[Records drawn from a dataset]
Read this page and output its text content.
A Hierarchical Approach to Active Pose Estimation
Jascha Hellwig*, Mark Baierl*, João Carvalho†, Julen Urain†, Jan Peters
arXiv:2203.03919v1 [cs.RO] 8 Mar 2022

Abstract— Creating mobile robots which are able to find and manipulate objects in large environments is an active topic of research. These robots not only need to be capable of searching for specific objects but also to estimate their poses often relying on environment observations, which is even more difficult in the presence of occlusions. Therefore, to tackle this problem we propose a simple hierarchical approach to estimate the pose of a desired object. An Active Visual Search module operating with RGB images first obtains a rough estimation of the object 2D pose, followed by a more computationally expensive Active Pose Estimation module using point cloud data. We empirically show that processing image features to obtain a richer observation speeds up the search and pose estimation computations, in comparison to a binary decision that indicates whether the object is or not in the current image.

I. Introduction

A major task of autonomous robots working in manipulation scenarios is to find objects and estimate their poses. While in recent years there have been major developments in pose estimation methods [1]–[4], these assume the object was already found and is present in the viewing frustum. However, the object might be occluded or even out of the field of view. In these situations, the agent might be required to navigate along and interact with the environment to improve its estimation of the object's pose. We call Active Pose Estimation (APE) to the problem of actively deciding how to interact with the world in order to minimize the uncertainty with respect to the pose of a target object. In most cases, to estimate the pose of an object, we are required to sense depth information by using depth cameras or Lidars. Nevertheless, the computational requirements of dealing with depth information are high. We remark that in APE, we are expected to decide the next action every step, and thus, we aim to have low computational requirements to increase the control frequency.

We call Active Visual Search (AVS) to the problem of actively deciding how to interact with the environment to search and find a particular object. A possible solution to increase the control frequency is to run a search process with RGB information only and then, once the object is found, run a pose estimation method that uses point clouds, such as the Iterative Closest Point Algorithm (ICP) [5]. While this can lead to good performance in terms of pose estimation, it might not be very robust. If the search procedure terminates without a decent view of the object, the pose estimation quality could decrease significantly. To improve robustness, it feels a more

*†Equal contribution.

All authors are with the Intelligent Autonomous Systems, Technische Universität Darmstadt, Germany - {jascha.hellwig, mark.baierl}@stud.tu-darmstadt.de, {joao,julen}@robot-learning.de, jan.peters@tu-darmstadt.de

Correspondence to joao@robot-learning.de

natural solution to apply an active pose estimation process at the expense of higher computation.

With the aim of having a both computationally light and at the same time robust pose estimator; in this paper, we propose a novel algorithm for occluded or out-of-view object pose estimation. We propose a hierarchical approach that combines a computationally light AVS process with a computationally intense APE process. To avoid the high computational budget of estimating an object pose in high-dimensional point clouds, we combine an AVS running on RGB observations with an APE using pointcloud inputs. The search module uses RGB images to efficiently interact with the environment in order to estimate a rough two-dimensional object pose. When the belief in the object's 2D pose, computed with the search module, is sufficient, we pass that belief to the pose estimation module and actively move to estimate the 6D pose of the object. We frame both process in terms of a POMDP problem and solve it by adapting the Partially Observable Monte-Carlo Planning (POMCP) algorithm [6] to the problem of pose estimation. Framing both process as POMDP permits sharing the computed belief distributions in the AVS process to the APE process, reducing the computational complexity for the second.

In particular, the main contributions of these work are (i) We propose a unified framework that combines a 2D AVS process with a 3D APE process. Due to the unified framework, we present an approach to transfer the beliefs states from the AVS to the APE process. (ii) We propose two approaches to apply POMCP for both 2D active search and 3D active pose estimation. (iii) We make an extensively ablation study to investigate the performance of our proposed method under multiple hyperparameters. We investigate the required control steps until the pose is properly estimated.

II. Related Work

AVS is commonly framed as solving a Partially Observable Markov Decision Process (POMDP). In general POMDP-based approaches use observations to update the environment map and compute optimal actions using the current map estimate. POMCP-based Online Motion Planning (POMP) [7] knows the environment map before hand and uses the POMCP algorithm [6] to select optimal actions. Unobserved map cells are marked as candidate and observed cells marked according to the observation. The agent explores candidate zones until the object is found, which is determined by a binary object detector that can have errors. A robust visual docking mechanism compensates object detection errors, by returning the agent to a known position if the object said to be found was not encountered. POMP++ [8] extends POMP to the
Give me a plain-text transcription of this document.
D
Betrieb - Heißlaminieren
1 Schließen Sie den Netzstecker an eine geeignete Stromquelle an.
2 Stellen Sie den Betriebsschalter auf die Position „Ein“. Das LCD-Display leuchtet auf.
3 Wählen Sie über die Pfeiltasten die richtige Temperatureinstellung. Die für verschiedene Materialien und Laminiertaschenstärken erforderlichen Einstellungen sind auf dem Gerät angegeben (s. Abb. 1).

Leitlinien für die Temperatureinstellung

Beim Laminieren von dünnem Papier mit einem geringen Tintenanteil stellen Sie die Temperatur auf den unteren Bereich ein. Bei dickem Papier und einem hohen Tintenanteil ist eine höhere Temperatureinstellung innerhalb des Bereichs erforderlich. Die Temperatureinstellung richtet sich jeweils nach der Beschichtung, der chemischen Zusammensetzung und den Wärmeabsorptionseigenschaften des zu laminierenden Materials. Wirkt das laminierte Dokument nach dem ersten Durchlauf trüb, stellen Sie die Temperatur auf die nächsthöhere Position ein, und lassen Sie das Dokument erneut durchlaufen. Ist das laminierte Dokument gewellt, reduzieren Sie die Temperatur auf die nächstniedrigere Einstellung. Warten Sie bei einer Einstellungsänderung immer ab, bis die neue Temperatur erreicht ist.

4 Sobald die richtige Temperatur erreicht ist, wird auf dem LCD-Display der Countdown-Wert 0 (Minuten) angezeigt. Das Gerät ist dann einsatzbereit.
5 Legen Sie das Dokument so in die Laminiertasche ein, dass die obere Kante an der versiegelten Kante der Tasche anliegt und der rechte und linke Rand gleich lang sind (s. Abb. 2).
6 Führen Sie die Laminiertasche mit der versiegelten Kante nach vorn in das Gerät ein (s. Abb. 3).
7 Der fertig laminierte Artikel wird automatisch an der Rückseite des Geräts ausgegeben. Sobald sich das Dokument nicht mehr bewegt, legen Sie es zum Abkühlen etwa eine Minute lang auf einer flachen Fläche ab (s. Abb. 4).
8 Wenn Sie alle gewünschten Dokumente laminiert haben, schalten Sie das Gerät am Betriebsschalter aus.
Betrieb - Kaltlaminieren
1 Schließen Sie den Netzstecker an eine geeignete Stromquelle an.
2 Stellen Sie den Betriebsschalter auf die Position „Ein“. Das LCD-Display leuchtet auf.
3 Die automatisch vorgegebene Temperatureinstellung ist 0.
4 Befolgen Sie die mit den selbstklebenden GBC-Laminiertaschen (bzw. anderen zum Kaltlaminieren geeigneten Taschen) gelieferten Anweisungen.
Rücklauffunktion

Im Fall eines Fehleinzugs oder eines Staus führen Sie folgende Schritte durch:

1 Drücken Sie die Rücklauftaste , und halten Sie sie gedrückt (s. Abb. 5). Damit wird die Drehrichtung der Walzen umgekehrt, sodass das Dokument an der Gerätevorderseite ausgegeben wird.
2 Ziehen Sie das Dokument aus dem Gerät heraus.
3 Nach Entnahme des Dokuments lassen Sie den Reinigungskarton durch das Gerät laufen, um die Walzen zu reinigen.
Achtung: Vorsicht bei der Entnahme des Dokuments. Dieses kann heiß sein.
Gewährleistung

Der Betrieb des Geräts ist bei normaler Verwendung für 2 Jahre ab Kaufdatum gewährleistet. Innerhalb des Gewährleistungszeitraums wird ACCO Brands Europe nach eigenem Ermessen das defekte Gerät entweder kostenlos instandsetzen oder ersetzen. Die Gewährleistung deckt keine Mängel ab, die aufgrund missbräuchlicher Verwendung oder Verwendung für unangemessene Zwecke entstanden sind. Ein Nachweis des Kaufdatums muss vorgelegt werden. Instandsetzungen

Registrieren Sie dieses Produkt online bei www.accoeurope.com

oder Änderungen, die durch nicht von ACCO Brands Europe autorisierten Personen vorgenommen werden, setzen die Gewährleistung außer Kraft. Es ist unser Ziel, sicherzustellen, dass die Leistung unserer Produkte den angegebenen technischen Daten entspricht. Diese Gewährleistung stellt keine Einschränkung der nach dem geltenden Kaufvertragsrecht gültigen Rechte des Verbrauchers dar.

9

## Problem details
From the data above, report how many lines hold the word "laminierte", answering with the number by itself.

## Problem solution
2